EXERCISE DESCRIPTION: Repeat the lines beginning at the one with "Extract all readable text from this page." and running to the end of the material, keeping the first and last of them, exactly as they appear.

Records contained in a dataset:
- - - - - - -

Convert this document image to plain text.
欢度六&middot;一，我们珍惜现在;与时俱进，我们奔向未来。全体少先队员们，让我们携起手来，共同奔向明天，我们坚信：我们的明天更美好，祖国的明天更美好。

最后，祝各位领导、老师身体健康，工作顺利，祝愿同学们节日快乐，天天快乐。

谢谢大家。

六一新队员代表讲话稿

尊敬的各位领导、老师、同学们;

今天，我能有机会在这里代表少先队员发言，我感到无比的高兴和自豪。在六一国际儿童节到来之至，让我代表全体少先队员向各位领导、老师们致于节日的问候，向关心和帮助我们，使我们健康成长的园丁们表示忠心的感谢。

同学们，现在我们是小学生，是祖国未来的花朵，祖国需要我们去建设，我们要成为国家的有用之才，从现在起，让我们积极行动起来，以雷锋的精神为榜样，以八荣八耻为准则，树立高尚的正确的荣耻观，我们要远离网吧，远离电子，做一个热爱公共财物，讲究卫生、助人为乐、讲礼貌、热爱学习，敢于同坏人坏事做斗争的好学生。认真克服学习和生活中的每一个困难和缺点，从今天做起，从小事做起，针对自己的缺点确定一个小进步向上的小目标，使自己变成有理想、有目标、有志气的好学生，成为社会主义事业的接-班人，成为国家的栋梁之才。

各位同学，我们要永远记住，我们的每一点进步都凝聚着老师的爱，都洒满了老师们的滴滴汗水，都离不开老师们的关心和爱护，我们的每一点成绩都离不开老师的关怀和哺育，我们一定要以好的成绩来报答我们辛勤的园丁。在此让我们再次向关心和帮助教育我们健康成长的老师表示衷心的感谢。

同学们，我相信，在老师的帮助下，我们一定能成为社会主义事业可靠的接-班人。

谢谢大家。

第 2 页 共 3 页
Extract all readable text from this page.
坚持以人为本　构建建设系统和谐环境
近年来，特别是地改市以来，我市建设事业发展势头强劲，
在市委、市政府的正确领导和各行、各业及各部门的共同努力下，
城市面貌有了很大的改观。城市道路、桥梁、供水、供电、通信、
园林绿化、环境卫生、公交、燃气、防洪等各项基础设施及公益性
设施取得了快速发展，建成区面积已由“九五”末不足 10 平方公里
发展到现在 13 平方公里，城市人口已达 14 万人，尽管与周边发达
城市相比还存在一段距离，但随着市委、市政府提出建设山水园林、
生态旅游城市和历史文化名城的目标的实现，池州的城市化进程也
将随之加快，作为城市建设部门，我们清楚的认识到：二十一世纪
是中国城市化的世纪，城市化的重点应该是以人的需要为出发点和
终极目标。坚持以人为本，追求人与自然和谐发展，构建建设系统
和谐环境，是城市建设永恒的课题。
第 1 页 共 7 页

- - - - - - -

TASK OUTPUT:
Extract all readable text from this page.
坚持以人为本　构建建设系统和谐环境
近年来，特别是地改市以来，我市建设事业发展势头强劲，
在市委、市政府的正确领导和各行、各业及各部门的共同努力下，
城市面貌有了很大的改观。城市道路、桥梁、供水、供电、通信、
园林绿化、环境卫生、公交、燃气、防洪等各项基础设施及公益性
设施取得了快速发展，建成区面积已由“九五”末不足 10 平方公里
发展到现在 13 平方公里，城市人口已达 14 万人，尽管与周边发达
城市相比还存在一段距离，但随着市委、市政府提出建设山水园林、
生态旅游城市和历史文化名城的目标的实现，池州的城市化进程也
将随之加快，作为城市建设部门，我们清楚的认识到：二十一世纪
是中国城市化的世纪，城市化的重点应该是以人的需要为出发点和
终极目标。坚持以人为本，追求人与自然和谐发展，构建建设系统
和谐环境，是城市建设永恒的课题。
第 1 页 共 7 页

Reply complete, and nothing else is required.